● **Work to be completed**:
Quote each line of the material verbatim, without the pictures.

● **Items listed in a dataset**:
===============

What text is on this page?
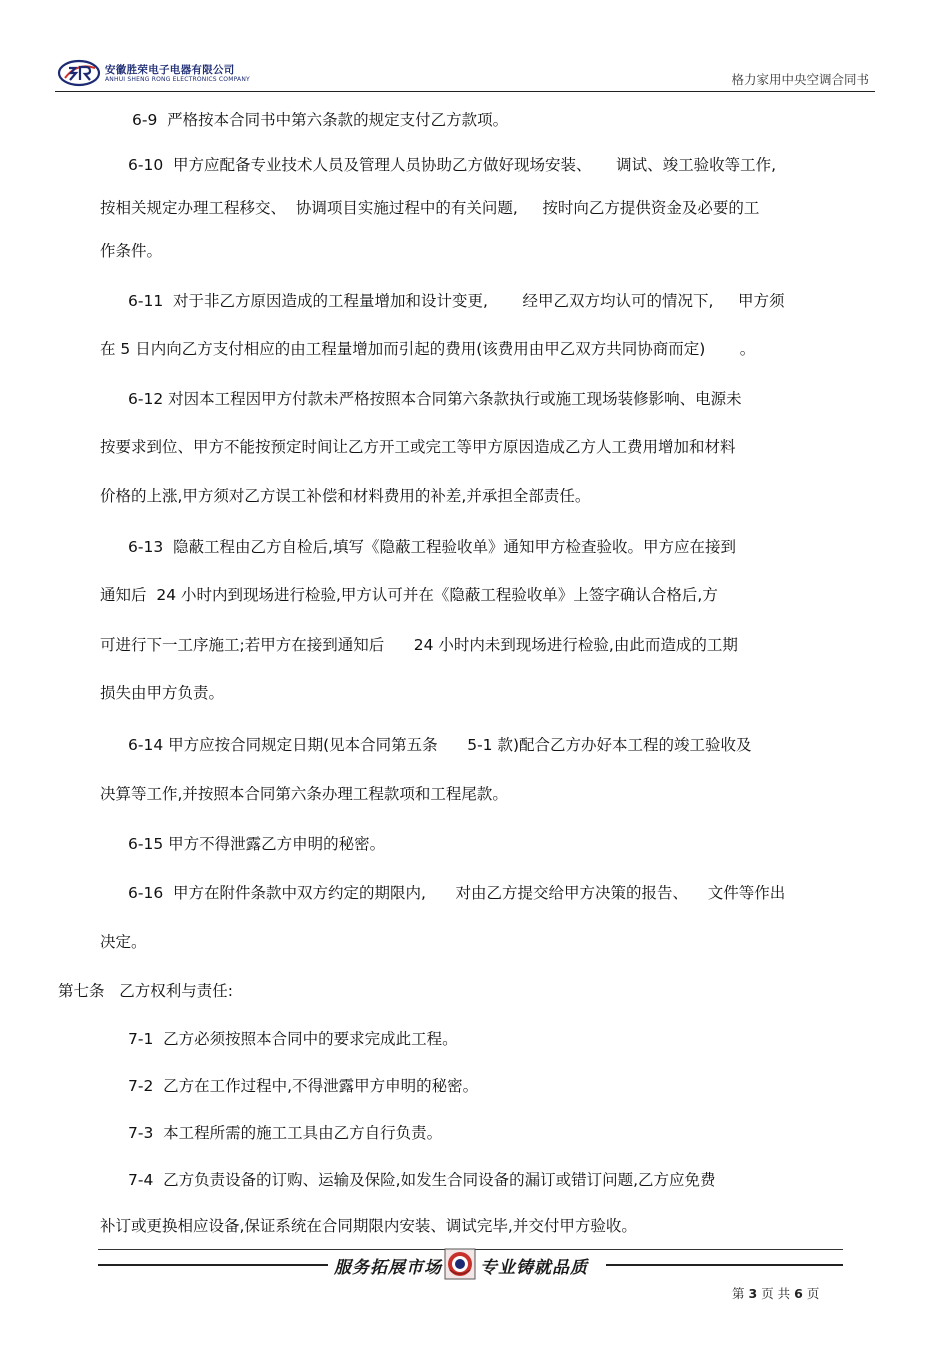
安徽胜荣电子电器有限公司
ANHUI SHENG RONG ELECTRONICS COMPANY	格力家用中央空调合同书
6-9  严格按本合同书中第六条款的规定支付乙方款项。
6-10  甲方应配备专业技术人员及管理人员协助乙方做好现场安装、     调试、竣工验收等工作,
按相关规定办理工程移交、  协调项目实施过程中的有关问题,     按时向乙方提供资金及必要的工
作条件。
6-11  对于非乙方原因造成的工程量增加和设计变更,       经甲乙双方均认可的情况下,     甲方须
在 5 日内向乙方支付相应的由工程量增加而引起的费用(该费用由甲乙双方共同协商而定)       。
6-12 对因本工程因甲方付款未严格按照本合同第六条款执行或施工现场装修影响、电源未
按要求到位、甲方不能按预定时间让乙方开工或完工等甲方原因造成乙方人工费用增加和材料
价格的上涨,甲方须对乙方误工补偿和材料费用的补差,并承担全部责任。
6-13  隐蔽工程由乙方自检后,填写《隐蔽工程验收单》通知甲方检查验收。甲方应在接到
通知后  24 小时内到现场进行检验,甲方认可并在《隐蔽工程验收单》上签字确认合格后,方
可进行下一工序施工;若甲方在接到通知后      24 小时内未到现场进行检验,由此而造成的工期
损失由甲方负责。
6-14 甲方应按合同规定日期(见本合同第五条      5-1 款)配合乙方办好本工程的竣工验收及
决算等工作,并按照本合同第六条办理工程款项和工程尾款。
6-15 甲方不得泄露乙方申明的秘密。
6-16  甲方在附件条款中双方约定的期限内,      对由乙方提交给甲方决策的报告、    文件等作出
决定。
第七条   乙方权利与责任:
7-1  乙方必须按照本合同中的要求完成此工程。
7-2  乙方在工作过程中,不得泄露甲方申明的秘密。
7-3  本工程所需的施工工具由乙方自行负责。
7-4  乙方负责设备的订购、运输及保险,如发生合同设备的漏订或错订问题,乙方应免费
补订或更换相应设备,保证系统在合同期限内安装、调试完毕,并交付甲方验收。
服务拓展市场 专业铸就品质
第 3 页 共 6 页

===============

● **Exercise output**:
What text is on this page?
安徽胜荣电子电器有限公司
ANHUI SHENG RONG ELECTRONICS COMPANY	格力家用中央空调合同书
6-9  严格按本合同书中第六条款的规定支付乙方款项。
6-10  甲方应配备专业技术人员及管理人员协助乙方做好现场安装、     调试、竣工验收等工作,
按相关规定办理工程移交、  协调项目实施过程中的有关问题,     按时向乙方提供资金及必要的工
作条件。
6-11  对于非乙方原因造成的工程量增加和设计变更,       经甲乙双方均认可的情况下,     甲方须
在 5 日内向乙方支付相应的由工程量增加而引起的费用(该费用由甲乙双方共同协商而定)       。
6-12 对因本工程因甲方付款未严格按照本合同第六条款执行或施工现场装修影响、电源未
按要求到位、甲方不能按预定时间让乙方开工或完工等甲方原因造成乙方人工费用增加和材料
价格的上涨,甲方须对乙方误工补偿和材料费用的补差,并承担全部责任。
6-13  隐蔽工程由乙方自检后,填写《隐蔽工程验收单》通知甲方检查验收。甲方应在接到
通知后  24 小时内到现场进行检验,甲方认可并在《隐蔽工程验收单》上签字确认合格后,方
可进行下一工序施工;若甲方在接到通知后      24 小时内未到现场进行检验,由此而造成的工期
损失由甲方负责。
6-14 甲方应按合同规定日期(见本合同第五条      5-1 款)配合乙方办好本工程的竣工验收及
决算等工作,并按照本合同第六条办理工程款项和工程尾款。
6-15 甲方不得泄露乙方申明的秘密。
6-16  甲方在附件条款中双方约定的期限内,      对由乙方提交给甲方决策的报告、    文件等作出
决定。
第七条   乙方权利与责任:
7-1  乙方必须按照本合同中的要求完成此工程。
7-2  乙方在工作过程中,不得泄露甲方申明的秘密。
7-3  本工程所需的施工工具由乙方自行负责。
7-4  乙方负责设备的订购、运输及保险,如发生合同设备的漏订或错订问题,乙方应免费
补订或更换相应设备,保证系统在合同期限内安装、调试完毕,并交付甲方验收。
服务拓展市场 专业铸就品质
第 3 页 共 6 页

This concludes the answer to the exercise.